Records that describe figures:
※
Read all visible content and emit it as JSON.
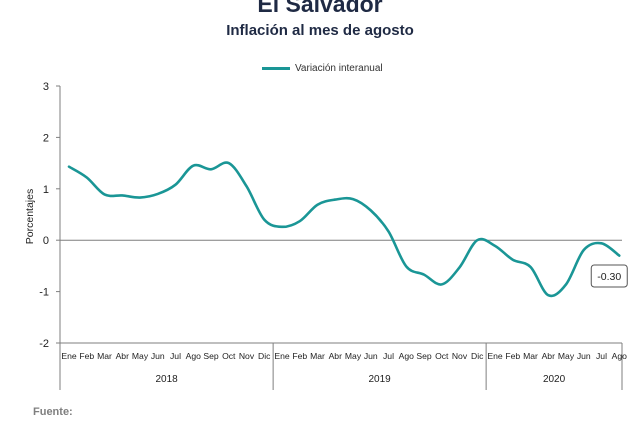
{
  "header": {
    "title": "El Salvador",
    "subtitle": "Inflación al mes de agosto"
  },
  "footer": {
    "source_label": "Fuente:"
  },
  "colors": {
    "series": "#1a9696",
    "text": "#1f2a44",
    "axis": "#7f7f7f"
  },
  "chart_data": {
    "type": "line",
    "title": "El Salvador",
    "subtitle": "Inflación al mes de agosto",
    "xlabel": "",
    "ylabel": "Porcentajes",
    "ylim": [
      -2,
      3
    ],
    "yticks": [
      3,
      2,
      1,
      0,
      -1,
      -2
    ],
    "grid": false,
    "legend_position": "top-center",
    "categories": [
      "Ene",
      "Feb",
      "Mar",
      "Abr",
      "May",
      "Jun",
      "Jul",
      "Ago",
      "Sep",
      "Oct",
      "Nov",
      "Dic",
      "Ene",
      "Feb",
      "Mar",
      "Abr",
      "May",
      "Jun",
      "Jul",
      "Ago",
      "Sep",
      "Oct",
      "Nov",
      "Dic",
      "Ene",
      "Feb",
      "Mar",
      "Abr",
      "May",
      "Jun",
      "Jul",
      "Ago"
    ],
    "years": [
      {
        "label": "2018",
        "start": 0,
        "end": 11
      },
      {
        "label": "2019",
        "start": 12,
        "end": 23
      },
      {
        "label": "2020",
        "start": 24,
        "end": 31
      }
    ],
    "series": [
      {
        "name": "Variación interanual",
        "values": [
          1.43,
          1.22,
          0.89,
          0.87,
          0.83,
          0.9,
          1.08,
          1.45,
          1.38,
          1.5,
          1.05,
          0.4,
          0.26,
          0.37,
          0.69,
          0.79,
          0.8,
          0.58,
          0.17,
          -0.51,
          -0.67,
          -0.86,
          -0.53,
          0.0,
          -0.11,
          -0.38,
          -0.52,
          -1.07,
          -0.86,
          -0.19,
          -0.06,
          -0.3
        ]
      }
    ],
    "annotations": [
      {
        "category_index": 31,
        "text": "-0.30"
      }
    ]
  }
}
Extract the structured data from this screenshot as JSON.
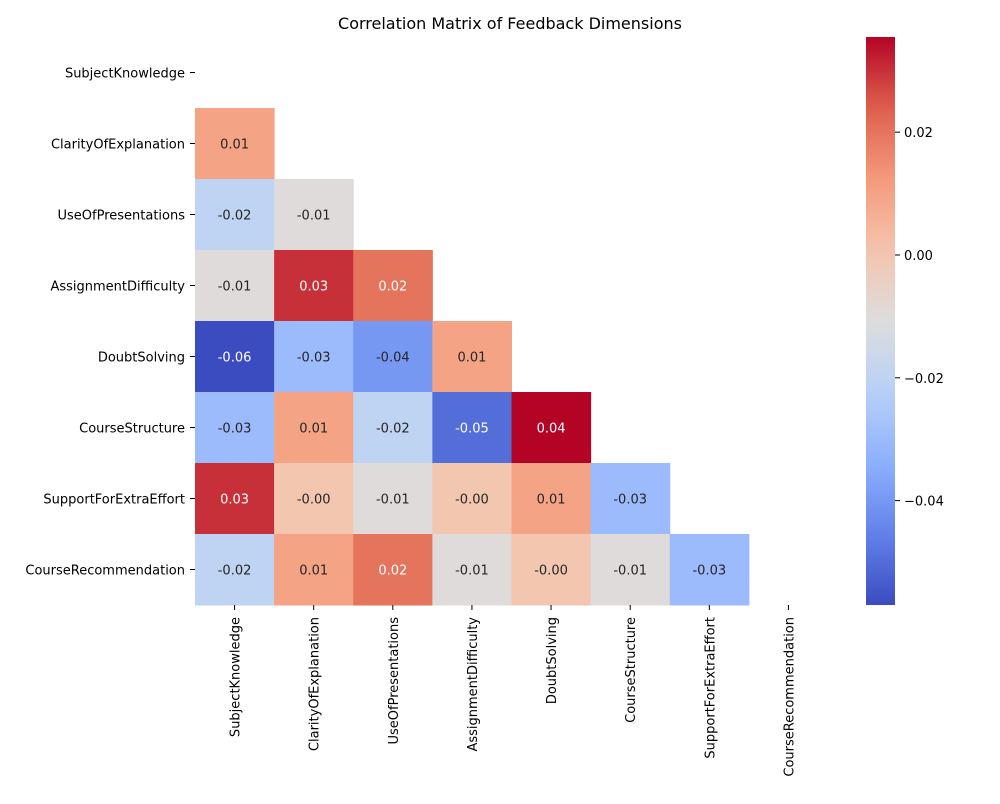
{
  "chart_data": {
    "type": "heatmap",
    "title": "Correlation Matrix of Feedback Dimensions",
    "xlabel": "",
    "ylabel": "",
    "labels": [
      "SubjectKnowledge",
      "ClarityOfExplanation",
      "UseOfPresentations",
      "AssignmentDifficulty",
      "DoubtSolving",
      "CourseStructure",
      "SupportForExtraEffort",
      "CourseRecommendation"
    ],
    "mask": "upper-triangle-including-diagonal",
    "matrix": [
      [
        null,
        null,
        null,
        null,
        null,
        null,
        null,
        null
      ],
      [
        0.01,
        null,
        null,
        null,
        null,
        null,
        null,
        null
      ],
      [
        -0.02,
        -0.01,
        null,
        null,
        null,
        null,
        null,
        null
      ],
      [
        -0.01,
        0.03,
        0.02,
        null,
        null,
        null,
        null,
        null
      ],
      [
        -0.06,
        -0.03,
        -0.04,
        0.01,
        null,
        null,
        null,
        null
      ],
      [
        -0.03,
        0.01,
        -0.02,
        -0.05,
        0.04,
        null,
        null,
        null
      ],
      [
        0.03,
        -0.0,
        -0.01,
        -0.0,
        0.01,
        -0.03,
        null,
        null
      ],
      [
        -0.02,
        0.01,
        0.02,
        -0.01,
        -0.0,
        -0.01,
        -0.03,
        null
      ]
    ],
    "cell_labels": [
      [
        null,
        null,
        null,
        null,
        null,
        null,
        null,
        null
      ],
      [
        "0.01",
        null,
        null,
        null,
        null,
        null,
        null,
        null
      ],
      [
        "-0.02",
        "-0.01",
        null,
        null,
        null,
        null,
        null,
        null
      ],
      [
        "-0.01",
        "0.03",
        "0.02",
        null,
        null,
        null,
        null,
        null
      ],
      [
        "-0.06",
        "-0.03",
        "-0.04",
        "0.01",
        null,
        null,
        null,
        null
      ],
      [
        "-0.03",
        "0.01",
        "-0.02",
        "-0.05",
        "0.04",
        null,
        null,
        null
      ],
      [
        "0.03",
        "-0.00",
        "-0.01",
        "-0.00",
        "0.01",
        "-0.03",
        null,
        null
      ],
      [
        "-0.02",
        "0.01",
        "0.02",
        "-0.01",
        "-0.00",
        "-0.01",
        "-0.03",
        null
      ]
    ],
    "colormap": "coolwarm",
    "colorbar": {
      "vmin": -0.057,
      "vmax": 0.0355,
      "ticks": [
        -0.04,
        -0.02,
        0.0,
        0.02
      ],
      "tick_labels": [
        "−0.04",
        "−0.02",
        "0.00",
        "0.02"
      ]
    },
    "grid": false
  }
}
※
WORK TO DO:
Without the pictures, restate each entry exactly.

PROBLEM SOLUTION:
Read all visible content and emit it as JSON.
{
  "header": {
    "title": "El Salvador",
    "subtitle": "Inflación al mes de agosto"
  },
  "footer": {
    "source_label": "Fuente:"
  },
  "colors": {
    "series": "#1a9696",
    "text": "#1f2a44",
    "axis": "#7f7f7f"
  },
  "chart_data": {
    "type": "line",
    "title": "El Salvador",
    "subtitle": "Inflación al mes de agosto",
    "xlabel": "",
    "ylabel": "Porcentajes",
    "ylim": [
      -2,
      3
    ],
    "yticks": [
      3,
      2,
      1,
      0,
      -1,
      -2
    ],
    "grid": false,
    "legend_position": "top-center",
    "categories": [
      "Ene",
      "Feb",
      "Mar",
      "Abr",
      "May",
      "Jun",
      "Jul",
      "Ago",
      "Sep",
      "Oct",
      "Nov",
      "Dic",
      "Ene",
      "Feb",
      "Mar",
      "Abr",
      "May",
      "Jun",
      "Jul",
      "Ago",
      "Sep",
      "Oct",
      "Nov",
      "Dic",
      "Ene",
      "Feb",
      "Mar",
      "Abr",
      "May",
      "Jun",
      "Jul",
      "Ago"
    ],
    "years": [
      {
        "label": "2018",
        "start": 0,
        "end": 11
      },
      {
        "label": "2019",
        "start": 12,
        "end": 23
      },
      {
        "label": "2020",
        "start": 24,
        "end": 31
      }
    ],
    "series": [
      {
        "name": "Variación interanual",
        "values": [
          1.43,
          1.22,
          0.89,
          0.87,
          0.83,
          0.9,
          1.08,
          1.45,
          1.38,
          1.5,
          1.05,
          0.4,
          0.26,
          0.37,
          0.69,
          0.79,
          0.8,
          0.58,
          0.17,
          -0.51,
          -0.67,
          -0.86,
          -0.53,
          0.0,
          -0.11,
          -0.38,
          -0.52,
          -1.07,
          -0.86,
          -0.19,
          -0.06,
          -0.3
        ]
      }
    ],
    "annotations": [
      {
        "category_index": 31,
        "text": "-0.30"
      }
    ]
  }
}
Extract the structured data from this screenshot as JSON.
{
  "chart_data": {
    "type": "heatmap",
    "title": "Correlation Matrix of Feedback Dimensions",
    "xlabel": "",
    "ylabel": "",
    "labels": [
      "SubjectKnowledge",
      "ClarityOfExplanation",
      "UseOfPresentations",
      "AssignmentDifficulty",
      "DoubtSolving",
      "CourseStructure",
      "SupportForExtraEffort",
      "CourseRecommendation"
    ],
    "mask": "upper-triangle-including-diagonal",
    "matrix": [
      [
        null,
        null,
        null,
        null,
        null,
        null,
        null,
        null
      ],
      [
        0.01,
        null,
        null,
        null,
        null,
        null,
        null,
        null
      ],
      [
        -0.02,
        -0.01,
        null,
        null,
        null,
        null,
        null,
        null
      ],
      [
        -0.01,
        0.03,
        0.02,
        null,
        null,
        null,
        null,
        null
      ],
      [
        -0.06,
        -0.03,
        -0.04,
        0.01,
        null,
        null,
        null,
        null
      ],
      [
        -0.03,
        0.01,
        -0.02,
        -0.05,
        0.04,
        null,
        null,
        null
      ],
      [
        0.03,
        -0.0,
        -0.01,
        -0.0,
        0.01,
        -0.03,
        null,
        null
      ],
      [
        -0.02,
        0.01,
        0.02,
        -0.01,
        -0.0,
        -0.01,
        -0.03,
        null
      ]
    ],
    "cell_labels": [
      [
        null,
        null,
        null,
        null,
        null,
        null,
        null,
        null
      ],
      [
        "0.01",
        null,
        null,
        null,
        null,
        null,
        null,
        null
      ],
      [
        "-0.02",
        "-0.01",
        null,
        null,
        null,
        null,
        null,
        null
      ],
      [
        "-0.01",
        "0.03",
        "0.02",
        null,
        null,
        null,
        null,
        null
      ],
      [
        "-0.06",
        "-0.03",
        "-0.04",
        "0.01",
        null,
        null,
        null,
        null
      ],
      [
        "-0.03",
        "0.01",
        "-0.02",
        "-0.05",
        "0.04",
        null,
        null,
        null
      ],
      [
        "0.03",
        "-0.00",
        "-0.01",
        "-0.00",
        "0.01",
        "-0.03",
        null,
        null
      ],
      [
        "-0.02",
        "0.01",
        "0.02",
        "-0.01",
        "-0.00",
        "-0.01",
        "-0.03",
        null
      ]
    ],
    "colormap": "coolwarm",
    "colorbar": {
      "vmin": -0.057,
      "vmax": 0.0355,
      "ticks": [
        -0.04,
        -0.02,
        0.0,
        0.02
      ],
      "tick_labels": [
        "−0.04",
        "−0.02",
        "0.00",
        "0.02"
      ]
    },
    "grid": false
  }
}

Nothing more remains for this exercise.